_Instructions for the task:_
Locate each line holding the string "adreg" and copy it.

(Excerpt from a dataset)
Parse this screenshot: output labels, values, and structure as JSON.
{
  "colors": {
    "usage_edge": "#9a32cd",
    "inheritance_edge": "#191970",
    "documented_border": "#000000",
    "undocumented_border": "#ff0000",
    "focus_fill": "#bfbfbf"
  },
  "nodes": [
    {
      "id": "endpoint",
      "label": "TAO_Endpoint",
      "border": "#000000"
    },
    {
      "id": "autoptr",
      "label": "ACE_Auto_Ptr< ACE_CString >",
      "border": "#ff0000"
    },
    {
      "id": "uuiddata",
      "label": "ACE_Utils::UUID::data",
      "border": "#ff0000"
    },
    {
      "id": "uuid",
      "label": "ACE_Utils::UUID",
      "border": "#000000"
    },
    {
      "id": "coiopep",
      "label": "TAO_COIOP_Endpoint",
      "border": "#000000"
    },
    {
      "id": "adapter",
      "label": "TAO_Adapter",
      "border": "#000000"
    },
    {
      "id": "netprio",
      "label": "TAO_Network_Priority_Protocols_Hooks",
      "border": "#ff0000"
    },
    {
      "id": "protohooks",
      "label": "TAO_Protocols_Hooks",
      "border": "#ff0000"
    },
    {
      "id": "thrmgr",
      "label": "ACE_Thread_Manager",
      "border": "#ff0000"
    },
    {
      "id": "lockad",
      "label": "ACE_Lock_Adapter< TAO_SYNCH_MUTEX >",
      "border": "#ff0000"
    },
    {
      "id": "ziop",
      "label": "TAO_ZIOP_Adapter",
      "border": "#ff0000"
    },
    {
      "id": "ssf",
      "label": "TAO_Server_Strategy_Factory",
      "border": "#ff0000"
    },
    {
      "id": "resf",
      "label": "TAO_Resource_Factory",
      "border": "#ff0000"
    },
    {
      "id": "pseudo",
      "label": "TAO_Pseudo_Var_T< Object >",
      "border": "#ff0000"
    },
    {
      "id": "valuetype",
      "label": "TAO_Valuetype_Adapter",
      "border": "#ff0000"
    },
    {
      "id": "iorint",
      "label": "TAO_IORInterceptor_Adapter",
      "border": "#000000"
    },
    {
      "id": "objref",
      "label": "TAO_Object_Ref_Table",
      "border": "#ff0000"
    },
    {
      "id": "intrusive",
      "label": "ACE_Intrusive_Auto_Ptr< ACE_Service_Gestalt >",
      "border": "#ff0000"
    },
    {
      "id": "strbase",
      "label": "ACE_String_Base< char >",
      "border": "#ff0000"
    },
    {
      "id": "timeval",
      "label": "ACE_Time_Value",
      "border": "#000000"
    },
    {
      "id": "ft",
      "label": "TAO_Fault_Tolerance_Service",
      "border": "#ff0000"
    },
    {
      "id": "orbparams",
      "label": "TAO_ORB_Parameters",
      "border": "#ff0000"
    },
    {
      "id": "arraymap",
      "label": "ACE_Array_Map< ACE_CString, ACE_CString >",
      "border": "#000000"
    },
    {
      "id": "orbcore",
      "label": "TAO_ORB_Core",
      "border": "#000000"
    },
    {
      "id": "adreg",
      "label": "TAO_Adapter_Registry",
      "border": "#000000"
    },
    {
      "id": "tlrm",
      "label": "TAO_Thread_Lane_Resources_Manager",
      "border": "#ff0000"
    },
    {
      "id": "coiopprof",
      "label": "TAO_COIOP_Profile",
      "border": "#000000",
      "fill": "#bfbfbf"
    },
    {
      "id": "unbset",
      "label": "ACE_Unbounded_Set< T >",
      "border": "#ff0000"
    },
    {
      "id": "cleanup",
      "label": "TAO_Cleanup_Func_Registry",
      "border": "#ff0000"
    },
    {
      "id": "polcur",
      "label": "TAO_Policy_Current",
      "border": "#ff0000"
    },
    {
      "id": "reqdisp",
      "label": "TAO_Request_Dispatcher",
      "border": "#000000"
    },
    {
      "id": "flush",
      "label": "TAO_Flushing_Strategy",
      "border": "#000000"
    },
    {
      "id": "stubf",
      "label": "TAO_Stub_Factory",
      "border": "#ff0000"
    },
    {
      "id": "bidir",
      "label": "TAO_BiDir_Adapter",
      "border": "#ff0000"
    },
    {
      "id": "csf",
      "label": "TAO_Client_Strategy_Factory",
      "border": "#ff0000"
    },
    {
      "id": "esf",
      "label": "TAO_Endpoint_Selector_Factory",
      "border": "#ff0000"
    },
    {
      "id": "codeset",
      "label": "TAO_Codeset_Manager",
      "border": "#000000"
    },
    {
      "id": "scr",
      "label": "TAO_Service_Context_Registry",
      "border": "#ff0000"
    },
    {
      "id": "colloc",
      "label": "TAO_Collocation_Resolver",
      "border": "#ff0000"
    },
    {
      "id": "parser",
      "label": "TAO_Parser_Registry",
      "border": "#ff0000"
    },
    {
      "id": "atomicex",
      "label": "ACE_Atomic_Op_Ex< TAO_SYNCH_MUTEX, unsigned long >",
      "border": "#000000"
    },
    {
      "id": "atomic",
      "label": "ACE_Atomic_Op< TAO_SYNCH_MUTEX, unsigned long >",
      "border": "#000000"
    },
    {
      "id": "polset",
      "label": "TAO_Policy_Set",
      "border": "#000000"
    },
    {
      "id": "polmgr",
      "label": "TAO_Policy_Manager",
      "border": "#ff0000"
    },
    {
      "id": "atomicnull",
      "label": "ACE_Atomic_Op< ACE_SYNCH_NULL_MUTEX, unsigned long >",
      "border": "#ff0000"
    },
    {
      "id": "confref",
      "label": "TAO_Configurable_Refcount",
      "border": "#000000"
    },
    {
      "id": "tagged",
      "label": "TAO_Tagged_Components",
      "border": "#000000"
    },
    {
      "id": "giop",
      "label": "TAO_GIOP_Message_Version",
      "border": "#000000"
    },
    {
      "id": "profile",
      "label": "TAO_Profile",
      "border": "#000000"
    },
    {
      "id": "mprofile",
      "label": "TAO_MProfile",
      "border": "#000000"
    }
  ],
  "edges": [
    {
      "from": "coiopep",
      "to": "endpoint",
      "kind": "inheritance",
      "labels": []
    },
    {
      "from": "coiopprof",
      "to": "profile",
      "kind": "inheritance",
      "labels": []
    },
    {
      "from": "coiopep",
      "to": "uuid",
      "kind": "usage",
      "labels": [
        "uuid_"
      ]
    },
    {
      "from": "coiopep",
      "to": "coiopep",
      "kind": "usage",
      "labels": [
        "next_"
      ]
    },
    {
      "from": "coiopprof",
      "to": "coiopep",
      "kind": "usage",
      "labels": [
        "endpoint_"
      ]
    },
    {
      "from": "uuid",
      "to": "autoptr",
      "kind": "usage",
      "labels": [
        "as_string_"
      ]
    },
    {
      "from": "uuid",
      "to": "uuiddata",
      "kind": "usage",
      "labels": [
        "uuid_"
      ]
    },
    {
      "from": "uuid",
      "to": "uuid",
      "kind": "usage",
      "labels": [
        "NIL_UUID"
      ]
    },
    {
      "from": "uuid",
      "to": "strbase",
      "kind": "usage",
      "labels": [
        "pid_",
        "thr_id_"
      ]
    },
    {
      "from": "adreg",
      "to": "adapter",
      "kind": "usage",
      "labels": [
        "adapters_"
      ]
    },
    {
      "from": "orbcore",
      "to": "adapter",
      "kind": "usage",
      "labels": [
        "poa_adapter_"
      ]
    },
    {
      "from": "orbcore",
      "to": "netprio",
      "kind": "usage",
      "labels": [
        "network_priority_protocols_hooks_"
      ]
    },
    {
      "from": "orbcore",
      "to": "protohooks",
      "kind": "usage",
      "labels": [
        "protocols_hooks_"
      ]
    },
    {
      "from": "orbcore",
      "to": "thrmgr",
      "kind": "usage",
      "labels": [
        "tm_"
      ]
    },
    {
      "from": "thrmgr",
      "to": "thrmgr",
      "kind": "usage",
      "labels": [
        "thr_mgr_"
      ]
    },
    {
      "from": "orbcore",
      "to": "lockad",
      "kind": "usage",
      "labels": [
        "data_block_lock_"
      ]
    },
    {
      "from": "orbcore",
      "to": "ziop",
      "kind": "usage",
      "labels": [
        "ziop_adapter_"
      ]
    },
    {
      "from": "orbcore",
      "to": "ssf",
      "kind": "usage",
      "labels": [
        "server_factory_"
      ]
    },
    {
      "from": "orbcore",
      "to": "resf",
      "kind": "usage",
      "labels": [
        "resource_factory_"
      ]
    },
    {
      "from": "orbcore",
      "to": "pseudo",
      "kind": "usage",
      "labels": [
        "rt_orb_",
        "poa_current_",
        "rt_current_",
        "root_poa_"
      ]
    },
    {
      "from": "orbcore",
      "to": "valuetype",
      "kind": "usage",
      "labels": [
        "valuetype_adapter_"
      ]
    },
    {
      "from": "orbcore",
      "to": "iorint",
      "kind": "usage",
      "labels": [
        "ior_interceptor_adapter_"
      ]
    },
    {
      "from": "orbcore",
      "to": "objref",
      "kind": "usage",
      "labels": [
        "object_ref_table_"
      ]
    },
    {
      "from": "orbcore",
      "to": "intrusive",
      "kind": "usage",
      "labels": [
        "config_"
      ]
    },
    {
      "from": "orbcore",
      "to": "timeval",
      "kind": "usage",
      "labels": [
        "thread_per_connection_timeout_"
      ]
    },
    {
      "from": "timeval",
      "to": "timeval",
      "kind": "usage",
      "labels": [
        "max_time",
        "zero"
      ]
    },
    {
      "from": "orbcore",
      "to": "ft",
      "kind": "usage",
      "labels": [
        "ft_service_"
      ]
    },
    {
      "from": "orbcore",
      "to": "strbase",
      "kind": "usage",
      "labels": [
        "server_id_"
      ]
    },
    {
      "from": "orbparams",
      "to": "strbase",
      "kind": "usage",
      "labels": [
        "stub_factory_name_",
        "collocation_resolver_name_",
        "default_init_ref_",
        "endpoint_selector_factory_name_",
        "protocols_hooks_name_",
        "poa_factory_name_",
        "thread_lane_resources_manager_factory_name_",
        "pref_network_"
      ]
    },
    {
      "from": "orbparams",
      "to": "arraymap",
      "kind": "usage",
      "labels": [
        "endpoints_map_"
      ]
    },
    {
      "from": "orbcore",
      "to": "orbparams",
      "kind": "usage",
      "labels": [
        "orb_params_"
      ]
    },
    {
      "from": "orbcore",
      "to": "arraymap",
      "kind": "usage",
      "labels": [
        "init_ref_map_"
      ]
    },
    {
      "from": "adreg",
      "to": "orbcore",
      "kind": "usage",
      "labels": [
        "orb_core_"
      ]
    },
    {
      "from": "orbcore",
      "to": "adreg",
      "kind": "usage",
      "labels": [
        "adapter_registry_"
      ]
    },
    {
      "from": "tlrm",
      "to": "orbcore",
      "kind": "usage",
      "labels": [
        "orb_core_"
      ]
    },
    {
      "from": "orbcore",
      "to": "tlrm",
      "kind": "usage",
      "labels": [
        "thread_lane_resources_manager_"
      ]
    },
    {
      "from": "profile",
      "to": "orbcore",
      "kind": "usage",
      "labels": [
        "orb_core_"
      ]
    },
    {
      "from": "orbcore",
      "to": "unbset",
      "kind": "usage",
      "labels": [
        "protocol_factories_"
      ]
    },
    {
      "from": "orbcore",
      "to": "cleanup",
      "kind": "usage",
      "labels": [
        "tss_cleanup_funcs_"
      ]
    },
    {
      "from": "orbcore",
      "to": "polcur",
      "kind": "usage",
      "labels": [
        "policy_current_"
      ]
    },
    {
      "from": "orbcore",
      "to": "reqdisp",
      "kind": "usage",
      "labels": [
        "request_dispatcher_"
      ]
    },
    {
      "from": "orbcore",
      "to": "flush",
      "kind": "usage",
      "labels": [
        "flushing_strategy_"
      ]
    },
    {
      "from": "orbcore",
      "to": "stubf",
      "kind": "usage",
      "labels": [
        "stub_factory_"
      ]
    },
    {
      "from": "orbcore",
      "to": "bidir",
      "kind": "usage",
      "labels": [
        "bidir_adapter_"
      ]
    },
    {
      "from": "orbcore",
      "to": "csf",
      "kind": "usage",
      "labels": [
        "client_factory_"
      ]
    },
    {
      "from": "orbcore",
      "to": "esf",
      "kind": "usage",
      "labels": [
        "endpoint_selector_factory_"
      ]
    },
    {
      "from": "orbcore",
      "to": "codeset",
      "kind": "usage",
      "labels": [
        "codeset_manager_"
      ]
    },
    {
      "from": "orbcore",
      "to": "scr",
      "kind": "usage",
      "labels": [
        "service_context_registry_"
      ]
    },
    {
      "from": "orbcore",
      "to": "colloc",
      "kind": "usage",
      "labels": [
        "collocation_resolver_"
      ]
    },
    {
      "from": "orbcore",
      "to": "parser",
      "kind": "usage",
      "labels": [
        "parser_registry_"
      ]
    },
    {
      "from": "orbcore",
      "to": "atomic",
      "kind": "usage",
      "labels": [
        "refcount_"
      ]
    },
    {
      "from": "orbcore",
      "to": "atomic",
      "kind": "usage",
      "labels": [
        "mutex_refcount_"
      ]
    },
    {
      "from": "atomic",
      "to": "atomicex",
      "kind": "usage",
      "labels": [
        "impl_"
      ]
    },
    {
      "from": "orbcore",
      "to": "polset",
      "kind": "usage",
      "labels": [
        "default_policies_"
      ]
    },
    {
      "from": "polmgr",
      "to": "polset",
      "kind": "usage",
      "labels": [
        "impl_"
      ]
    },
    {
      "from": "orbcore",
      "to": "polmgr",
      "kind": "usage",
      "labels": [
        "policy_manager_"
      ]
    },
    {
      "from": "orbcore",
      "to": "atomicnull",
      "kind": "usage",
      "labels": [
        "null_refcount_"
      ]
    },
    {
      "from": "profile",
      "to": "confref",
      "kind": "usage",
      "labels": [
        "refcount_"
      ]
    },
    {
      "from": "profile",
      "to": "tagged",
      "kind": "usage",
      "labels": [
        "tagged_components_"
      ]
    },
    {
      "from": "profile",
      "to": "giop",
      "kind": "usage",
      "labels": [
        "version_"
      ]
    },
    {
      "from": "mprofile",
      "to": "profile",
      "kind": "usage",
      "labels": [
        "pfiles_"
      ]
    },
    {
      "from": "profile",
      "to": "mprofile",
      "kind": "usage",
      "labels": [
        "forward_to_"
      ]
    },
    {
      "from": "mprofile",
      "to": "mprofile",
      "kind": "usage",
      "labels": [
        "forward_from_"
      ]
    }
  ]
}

_Answer for this exercise:_
      "id": "adreg",
      "from": "adreg",
      "from": "adreg",
      "to": "adreg",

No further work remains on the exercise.